Material provided:
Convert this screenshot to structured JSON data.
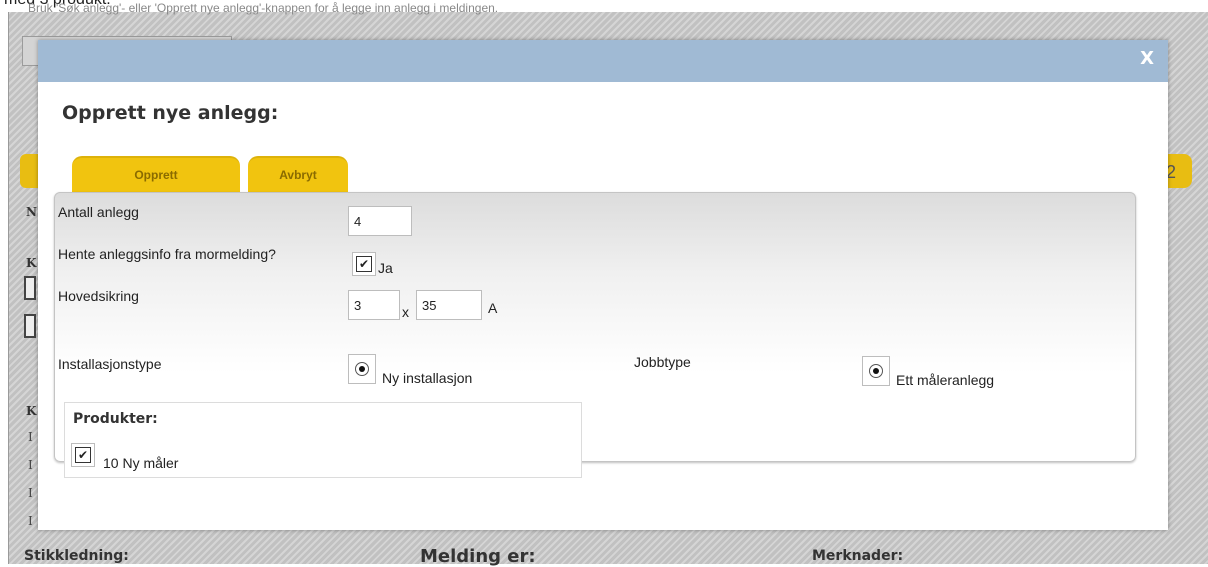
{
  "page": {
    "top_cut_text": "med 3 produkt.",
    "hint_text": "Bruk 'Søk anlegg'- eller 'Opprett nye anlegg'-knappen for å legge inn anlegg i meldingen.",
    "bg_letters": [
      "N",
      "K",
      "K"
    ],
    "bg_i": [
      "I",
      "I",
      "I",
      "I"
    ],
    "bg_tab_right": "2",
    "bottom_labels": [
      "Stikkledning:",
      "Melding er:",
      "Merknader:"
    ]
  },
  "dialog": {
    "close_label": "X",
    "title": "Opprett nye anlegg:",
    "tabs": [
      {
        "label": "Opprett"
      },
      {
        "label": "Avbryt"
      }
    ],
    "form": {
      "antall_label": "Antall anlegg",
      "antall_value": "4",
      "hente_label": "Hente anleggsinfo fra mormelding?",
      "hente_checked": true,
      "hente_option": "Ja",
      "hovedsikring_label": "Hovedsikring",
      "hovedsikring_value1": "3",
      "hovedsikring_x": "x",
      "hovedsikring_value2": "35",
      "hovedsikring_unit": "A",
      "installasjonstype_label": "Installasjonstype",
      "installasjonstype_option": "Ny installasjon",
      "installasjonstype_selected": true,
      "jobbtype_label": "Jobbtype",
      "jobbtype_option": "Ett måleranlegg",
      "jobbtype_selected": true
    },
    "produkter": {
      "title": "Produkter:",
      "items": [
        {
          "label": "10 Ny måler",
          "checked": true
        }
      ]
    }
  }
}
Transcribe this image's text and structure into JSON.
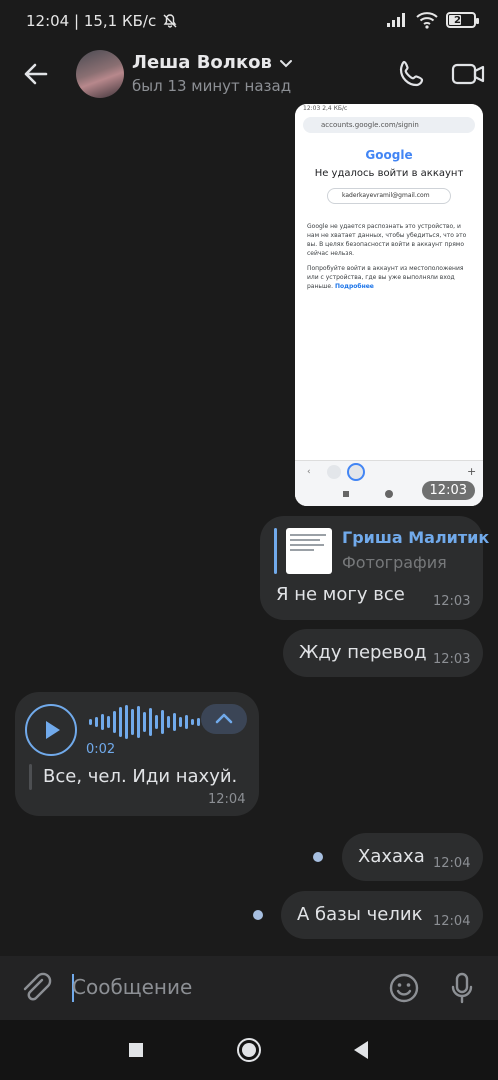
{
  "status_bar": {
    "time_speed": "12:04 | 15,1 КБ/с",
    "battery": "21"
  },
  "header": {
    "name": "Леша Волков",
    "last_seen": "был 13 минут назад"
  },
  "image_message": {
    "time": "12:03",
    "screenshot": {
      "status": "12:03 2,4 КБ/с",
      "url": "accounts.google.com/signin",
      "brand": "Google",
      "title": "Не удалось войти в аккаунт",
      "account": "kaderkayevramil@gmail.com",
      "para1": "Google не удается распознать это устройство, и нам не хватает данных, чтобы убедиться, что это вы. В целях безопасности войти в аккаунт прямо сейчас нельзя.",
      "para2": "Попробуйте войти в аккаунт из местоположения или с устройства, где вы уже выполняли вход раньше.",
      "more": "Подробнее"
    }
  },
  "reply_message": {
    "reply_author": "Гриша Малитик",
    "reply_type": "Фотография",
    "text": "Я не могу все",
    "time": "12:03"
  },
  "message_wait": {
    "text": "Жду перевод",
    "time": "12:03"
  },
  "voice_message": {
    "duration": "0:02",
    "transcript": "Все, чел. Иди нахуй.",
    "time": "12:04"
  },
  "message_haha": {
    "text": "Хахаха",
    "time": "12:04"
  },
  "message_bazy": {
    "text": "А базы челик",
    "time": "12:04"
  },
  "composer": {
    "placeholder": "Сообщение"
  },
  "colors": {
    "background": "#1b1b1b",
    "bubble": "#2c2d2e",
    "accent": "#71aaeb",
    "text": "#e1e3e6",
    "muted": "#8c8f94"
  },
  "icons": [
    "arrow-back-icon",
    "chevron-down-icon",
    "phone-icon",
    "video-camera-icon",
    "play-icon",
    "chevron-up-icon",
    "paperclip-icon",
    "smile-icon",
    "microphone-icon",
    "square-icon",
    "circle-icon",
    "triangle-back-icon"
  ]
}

---

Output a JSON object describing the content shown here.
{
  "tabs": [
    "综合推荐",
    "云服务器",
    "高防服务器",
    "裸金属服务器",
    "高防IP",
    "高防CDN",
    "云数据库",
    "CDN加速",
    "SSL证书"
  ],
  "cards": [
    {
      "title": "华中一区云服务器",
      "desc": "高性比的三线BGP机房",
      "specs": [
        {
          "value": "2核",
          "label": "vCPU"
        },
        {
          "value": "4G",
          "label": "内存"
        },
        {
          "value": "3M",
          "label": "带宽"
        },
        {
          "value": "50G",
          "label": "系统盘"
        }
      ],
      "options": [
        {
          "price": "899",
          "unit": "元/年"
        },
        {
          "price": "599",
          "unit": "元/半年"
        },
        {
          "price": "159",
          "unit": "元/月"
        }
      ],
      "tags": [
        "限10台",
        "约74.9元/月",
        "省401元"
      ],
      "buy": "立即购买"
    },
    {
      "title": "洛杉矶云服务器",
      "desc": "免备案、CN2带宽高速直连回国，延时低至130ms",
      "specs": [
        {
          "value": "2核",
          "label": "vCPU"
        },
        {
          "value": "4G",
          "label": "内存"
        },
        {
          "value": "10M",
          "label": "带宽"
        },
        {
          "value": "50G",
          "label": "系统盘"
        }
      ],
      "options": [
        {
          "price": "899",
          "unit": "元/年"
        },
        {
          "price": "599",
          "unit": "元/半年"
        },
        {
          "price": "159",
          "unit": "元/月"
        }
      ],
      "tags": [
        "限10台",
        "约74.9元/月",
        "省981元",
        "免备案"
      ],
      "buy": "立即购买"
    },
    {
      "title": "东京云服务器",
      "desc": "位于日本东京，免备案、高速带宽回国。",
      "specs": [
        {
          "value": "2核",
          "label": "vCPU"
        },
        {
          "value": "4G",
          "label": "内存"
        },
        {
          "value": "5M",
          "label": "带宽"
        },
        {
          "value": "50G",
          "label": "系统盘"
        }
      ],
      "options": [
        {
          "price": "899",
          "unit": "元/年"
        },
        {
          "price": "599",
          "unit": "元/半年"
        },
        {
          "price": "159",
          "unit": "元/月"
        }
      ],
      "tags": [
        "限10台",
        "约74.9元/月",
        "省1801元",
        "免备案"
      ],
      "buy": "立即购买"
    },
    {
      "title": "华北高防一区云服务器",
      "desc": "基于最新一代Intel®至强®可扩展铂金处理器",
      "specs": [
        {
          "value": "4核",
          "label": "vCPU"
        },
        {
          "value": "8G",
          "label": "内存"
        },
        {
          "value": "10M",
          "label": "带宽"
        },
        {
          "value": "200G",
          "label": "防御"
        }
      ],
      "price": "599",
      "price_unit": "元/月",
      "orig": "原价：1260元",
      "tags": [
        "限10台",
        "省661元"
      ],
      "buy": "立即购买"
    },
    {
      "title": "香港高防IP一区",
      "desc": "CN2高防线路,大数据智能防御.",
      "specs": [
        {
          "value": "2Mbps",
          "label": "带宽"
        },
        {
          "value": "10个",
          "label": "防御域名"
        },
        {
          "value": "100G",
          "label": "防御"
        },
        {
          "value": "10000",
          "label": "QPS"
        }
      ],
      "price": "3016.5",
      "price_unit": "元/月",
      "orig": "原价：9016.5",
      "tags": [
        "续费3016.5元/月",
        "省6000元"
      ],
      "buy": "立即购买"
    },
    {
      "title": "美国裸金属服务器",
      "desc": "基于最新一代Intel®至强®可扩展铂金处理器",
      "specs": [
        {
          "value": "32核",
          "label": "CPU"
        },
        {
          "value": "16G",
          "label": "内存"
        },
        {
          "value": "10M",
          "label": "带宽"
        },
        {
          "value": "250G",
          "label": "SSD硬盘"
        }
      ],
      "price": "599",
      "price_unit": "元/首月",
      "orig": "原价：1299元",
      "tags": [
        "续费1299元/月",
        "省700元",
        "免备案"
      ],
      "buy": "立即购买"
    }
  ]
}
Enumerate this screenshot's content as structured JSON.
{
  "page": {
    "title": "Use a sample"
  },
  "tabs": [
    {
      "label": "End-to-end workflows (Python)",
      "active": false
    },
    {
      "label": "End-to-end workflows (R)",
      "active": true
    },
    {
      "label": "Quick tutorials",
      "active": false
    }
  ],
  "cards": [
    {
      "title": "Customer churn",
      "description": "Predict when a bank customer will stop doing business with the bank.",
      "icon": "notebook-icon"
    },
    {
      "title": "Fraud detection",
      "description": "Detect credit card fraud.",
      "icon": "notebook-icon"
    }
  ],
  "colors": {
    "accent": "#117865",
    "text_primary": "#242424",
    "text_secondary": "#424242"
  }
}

Set task: From the data above, copy out every line with the string "JSON" in it.

Final result:
Convert this screenshot to structured JSON data.
Transcribe this image's text and structure into JSON.
Output a JSON object describing the content shown here.
Enumerate this screenshot's content as structured JSON.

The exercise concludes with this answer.